>> Begin

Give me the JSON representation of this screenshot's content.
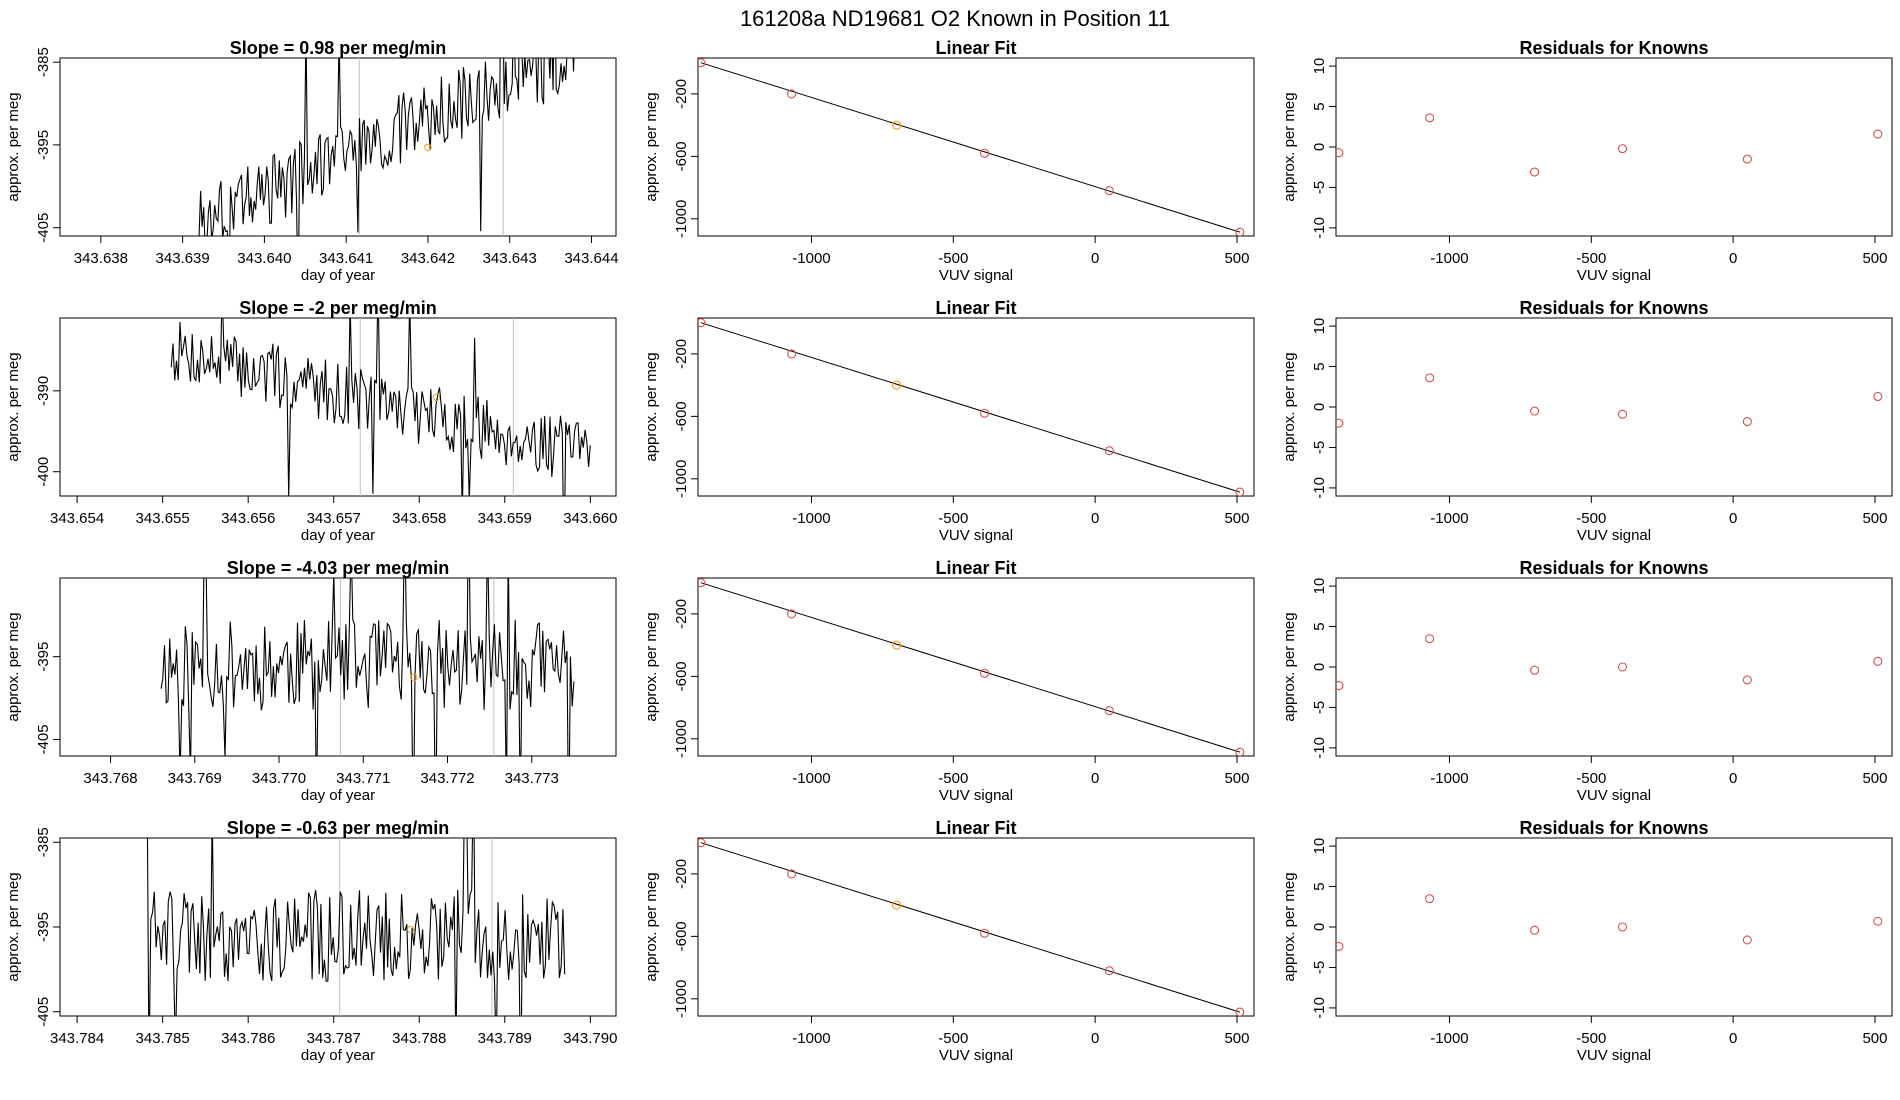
{
  "page_title": "161208a      ND19681    O2 Known in Position  11",
  "colors": {
    "line": "#000000",
    "marker": "#d45050",
    "highlight": "#f0a020",
    "frame": "#000000",
    "vline": "#c0c0c0"
  },
  "chart_data": [
    {
      "type": "line",
      "title": "Slope =  0.98  per meg/min",
      "xlabel": "day of year",
      "ylabel": "approx. per meg",
      "xlim": [
        343.6375,
        343.6443
      ],
      "ylim": [
        -406,
        -384.5
      ],
      "xticks": [
        343.638,
        343.639,
        343.64,
        343.641,
        343.642,
        343.643,
        343.644
      ],
      "xtick_labels": [
        "343.638",
        "343.639",
        "343.640",
        "343.641",
        "343.642",
        "343.643",
        "343.644"
      ],
      "yticks": [
        -385,
        -395,
        -405
      ],
      "ytick_labels": [
        "-385",
        "-395",
        "-405"
      ],
      "x_start": 343.6392,
      "x_end": 343.6438,
      "trend": [
        -404,
        -384
      ],
      "noise": 4.5,
      "seed": 3,
      "vlines": [
        343.64116,
        343.64292
      ],
      "highlight_point": [
        343.642,
        -395.3
      ]
    },
    {
      "type": "scatter",
      "title": "Linear Fit",
      "xlabel": "VUV signal",
      "ylabel": "approx. per meg",
      "xlim": [
        -1400,
        560
      ],
      "ylim": [
        -1110,
        30
      ],
      "xticks": [
        -1000,
        -500,
        0,
        500
      ],
      "xtick_labels": [
        "-1000",
        "-500",
        "0",
        "500"
      ],
      "yticks": [
        -200,
        -600,
        -1000
      ],
      "ytick_labels": [
        "-200",
        "-600",
        "-1000"
      ],
      "x": [
        -1390,
        -1070,
        -700,
        -390,
        50,
        510
      ],
      "y": [
        0,
        -200,
        -400,
        -580,
        -820,
        -1085
      ],
      "highlight_index": 2,
      "fit_line": [
        [
          -1390,
          0
        ],
        [
          510,
          -1085
        ]
      ]
    },
    {
      "type": "scatter",
      "title": "Residuals for Knowns",
      "xlabel": "VUV signal",
      "ylabel": "approx. per meg",
      "xlim": [
        -1400,
        560
      ],
      "ylim": [
        -11,
        11
      ],
      "xticks": [
        -1000,
        -500,
        0,
        500
      ],
      "xtick_labels": [
        "-1000",
        "-500",
        "0",
        "500"
      ],
      "yticks": [
        10,
        5,
        0,
        -5,
        -10
      ],
      "ytick_labels": [
        "10",
        "5",
        "0",
        "-5",
        "-10"
      ],
      "x": [
        -1390,
        -1070,
        -700,
        -390,
        50,
        510
      ],
      "y": [
        -0.7,
        3.6,
        -3.1,
        -0.2,
        -1.5,
        1.6
      ]
    },
    {
      "type": "line",
      "title": "Slope =  -2  per meg/min",
      "xlabel": "day of year",
      "ylabel": "approx. per meg",
      "xlim": [
        343.6538,
        343.6603
      ],
      "ylim": [
        -403,
        -381
      ],
      "xticks": [
        343.654,
        343.655,
        343.656,
        343.657,
        343.658,
        343.659,
        343.66
      ],
      "xtick_labels": [
        "343.654",
        "343.655",
        "343.656",
        "343.657",
        "343.658",
        "343.659",
        "343.660"
      ],
      "yticks": [
        -390,
        -400
      ],
      "ytick_labels": [
        "-390",
        "-400"
      ],
      "x_start": 343.6551,
      "x_end": 343.66,
      "trend": [
        -385,
        -398
      ],
      "noise": 4.0,
      "seed": 7,
      "vlines": [
        343.65731,
        343.6591
      ],
      "highlight_point": [
        343.6582,
        -390.8
      ]
    },
    {
      "type": "scatter",
      "title": "Linear Fit",
      "xlabel": "VUV signal",
      "ylabel": "approx. per meg",
      "xlim": [
        -1400,
        560
      ],
      "ylim": [
        -1110,
        30
      ],
      "xticks": [
        -1000,
        -500,
        0,
        500
      ],
      "xtick_labels": [
        "-1000",
        "-500",
        "0",
        "500"
      ],
      "yticks": [
        -200,
        -600,
        -1000
      ],
      "ytick_labels": [
        "-200",
        "-600",
        "-1000"
      ],
      "x": [
        -1390,
        -1070,
        -700,
        -390,
        50,
        510
      ],
      "y": [
        0,
        -200,
        -400,
        -580,
        -820,
        -1085
      ],
      "highlight_index": 2,
      "fit_line": [
        [
          -1390,
          0
        ],
        [
          510,
          -1085
        ]
      ]
    },
    {
      "type": "scatter",
      "title": "Residuals for Knowns",
      "xlabel": "VUV signal",
      "ylabel": "approx. per meg",
      "xlim": [
        -1400,
        560
      ],
      "ylim": [
        -11,
        11
      ],
      "xticks": [
        -1000,
        -500,
        0,
        500
      ],
      "xtick_labels": [
        "-1000",
        "-500",
        "0",
        "500"
      ],
      "yticks": [
        10,
        5,
        0,
        -5,
        -10
      ],
      "ytick_labels": [
        "10",
        "5",
        "0",
        "-5",
        "-10"
      ],
      "x": [
        -1390,
        -1070,
        -700,
        -390,
        50,
        510
      ],
      "y": [
        -2.0,
        3.6,
        -0.5,
        -0.9,
        -1.8,
        1.3
      ]
    },
    {
      "type": "line",
      "title": "Slope =  -4.03  per meg/min",
      "xlabel": "day of year",
      "ylabel": "approx. per meg",
      "xlim": [
        343.7674,
        343.774
      ],
      "ylim": [
        -407,
        -385.5
      ],
      "xticks": [
        343.768,
        343.769,
        343.77,
        343.771,
        343.772,
        343.773
      ],
      "xtick_labels": [
        "343.768",
        "343.769",
        "343.770",
        "343.771",
        "343.772",
        "343.773"
      ],
      "yticks": [
        -395,
        -405
      ],
      "ytick_labels": [
        "-395",
        "-405"
      ],
      "x_start": 343.7686,
      "x_end": 343.7735,
      "trend": [
        -396,
        -396
      ],
      "noise": 5.5,
      "seed": 11,
      "vlines": [
        343.77073,
        343.77255
      ],
      "highlight_point": [
        343.7716,
        -397.5
      ]
    },
    {
      "type": "scatter",
      "title": "Linear Fit",
      "xlabel": "VUV signal",
      "ylabel": "approx. per meg",
      "xlim": [
        -1400,
        560
      ],
      "ylim": [
        -1110,
        30
      ],
      "xticks": [
        -1000,
        -500,
        0,
        500
      ],
      "xtick_labels": [
        "-1000",
        "-500",
        "0",
        "500"
      ],
      "yticks": [
        -200,
        -600,
        -1000
      ],
      "ytick_labels": [
        "-200",
        "-600",
        "-1000"
      ],
      "x": [
        -1390,
        -1070,
        -700,
        -390,
        50,
        510
      ],
      "y": [
        0,
        -200,
        -400,
        -580,
        -820,
        -1085
      ],
      "highlight_index": 2,
      "fit_line": [
        [
          -1390,
          0
        ],
        [
          510,
          -1085
        ]
      ]
    },
    {
      "type": "scatter",
      "title": "Residuals for Knowns",
      "xlabel": "VUV signal",
      "ylabel": "approx. per meg",
      "xlim": [
        -1400,
        560
      ],
      "ylim": [
        -11,
        11
      ],
      "xticks": [
        -1000,
        -500,
        0,
        500
      ],
      "xtick_labels": [
        "-1000",
        "-500",
        "0",
        "500"
      ],
      "yticks": [
        10,
        5,
        0,
        -5,
        -10
      ],
      "ytick_labels": [
        "10",
        "5",
        "0",
        "-5",
        "-10"
      ],
      "x": [
        -1390,
        -1070,
        -700,
        -390,
        50,
        510
      ],
      "y": [
        -2.3,
        3.5,
        -0.4,
        0.0,
        -1.6,
        0.7
      ]
    },
    {
      "type": "line",
      "title": "Slope =  -0.63  per meg/min",
      "xlabel": "day of year",
      "ylabel": "approx. per meg",
      "xlim": [
        343.7838,
        343.7903
      ],
      "ylim": [
        -405.5,
        -384.5
      ],
      "xticks": [
        343.784,
        343.785,
        343.786,
        343.787,
        343.788,
        343.789,
        343.79
      ],
      "xtick_labels": [
        "343.784",
        "343.785",
        "343.786",
        "343.787",
        "343.788",
        "343.789",
        "343.790"
      ],
      "yticks": [
        -385,
        -395,
        -405
      ],
      "ytick_labels": [
        "-385",
        "-395",
        "-405"
      ],
      "x_start": 343.7848,
      "x_end": 343.7897,
      "trend": [
        -396,
        -396
      ],
      "noise": 5.5,
      "seed": 19,
      "vlines": [
        343.78707,
        343.78885
      ],
      "highlight_point": [
        343.7879,
        -395.3
      ]
    },
    {
      "type": "scatter",
      "title": "Linear Fit",
      "xlabel": "VUV signal",
      "ylabel": "approx. per meg",
      "xlim": [
        -1400,
        560
      ],
      "ylim": [
        -1110,
        30
      ],
      "xticks": [
        -1000,
        -500,
        0,
        500
      ],
      "xtick_labels": [
        "-1000",
        "-500",
        "0",
        "500"
      ],
      "yticks": [
        -200,
        -600,
        -1000
      ],
      "ytick_labels": [
        "-200",
        "-600",
        "-1000"
      ],
      "x": [
        -1390,
        -1070,
        -700,
        -390,
        50,
        510
      ],
      "y": [
        0,
        -200,
        -400,
        -580,
        -820,
        -1085
      ],
      "highlight_index": 2,
      "fit_line": [
        [
          -1390,
          0
        ],
        [
          510,
          -1085
        ]
      ]
    },
    {
      "type": "scatter",
      "title": "Residuals for Knowns",
      "xlabel": "VUV signal",
      "ylabel": "approx. per meg",
      "xlim": [
        -1400,
        560
      ],
      "ylim": [
        -11,
        11
      ],
      "xticks": [
        -1000,
        -500,
        0,
        500
      ],
      "xtick_labels": [
        "-1000",
        "-500",
        "0",
        "500"
      ],
      "yticks": [
        10,
        5,
        0,
        -5,
        -10
      ],
      "ytick_labels": [
        "10",
        "5",
        "0",
        "-5",
        "-10"
      ],
      "x": [
        -1390,
        -1070,
        -700,
        -390,
        50,
        510
      ],
      "y": [
        -2.4,
        3.5,
        -0.4,
        0.0,
        -1.6,
        0.7
      ]
    }
  ]
}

>> End

> _Requirements_: Keep only those lines of the records that hold "Slope", and return them.

> _Correct output_:
      "title": "Slope =  0.98  per meg/min",
      "title": "Slope =  -2  per meg/min",
      "title": "Slope =  -4.03  per meg/min",
      "title": "Slope =  -0.63  per meg/min",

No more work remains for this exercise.